- Task details:
Select and copy out every line in the records containing "proteínas".
----
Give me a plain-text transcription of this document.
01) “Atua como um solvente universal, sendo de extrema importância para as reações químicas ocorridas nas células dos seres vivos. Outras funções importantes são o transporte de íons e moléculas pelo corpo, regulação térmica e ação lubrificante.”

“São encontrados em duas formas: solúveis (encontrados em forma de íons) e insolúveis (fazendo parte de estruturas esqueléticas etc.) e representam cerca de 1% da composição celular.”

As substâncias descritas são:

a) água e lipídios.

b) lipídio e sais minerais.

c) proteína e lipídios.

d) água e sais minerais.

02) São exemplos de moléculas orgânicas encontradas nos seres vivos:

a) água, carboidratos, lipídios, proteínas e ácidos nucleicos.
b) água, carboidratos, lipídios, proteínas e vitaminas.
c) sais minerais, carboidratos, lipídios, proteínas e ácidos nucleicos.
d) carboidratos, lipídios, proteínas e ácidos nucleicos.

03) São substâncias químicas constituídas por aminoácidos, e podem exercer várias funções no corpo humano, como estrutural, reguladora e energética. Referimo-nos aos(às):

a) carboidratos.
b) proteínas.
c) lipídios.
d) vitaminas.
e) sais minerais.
----
- The output:
a) água, carboidratos, lipídios, proteínas e ácidos nucleicos.
b) água, carboidratos, lipídios, proteínas e vitaminas.
c) sais minerais, carboidratos, lipídios, proteínas e ácidos nucleicos.
d) carboidratos, lipídios, proteínas e ácidos nucleicos.
b) proteínas.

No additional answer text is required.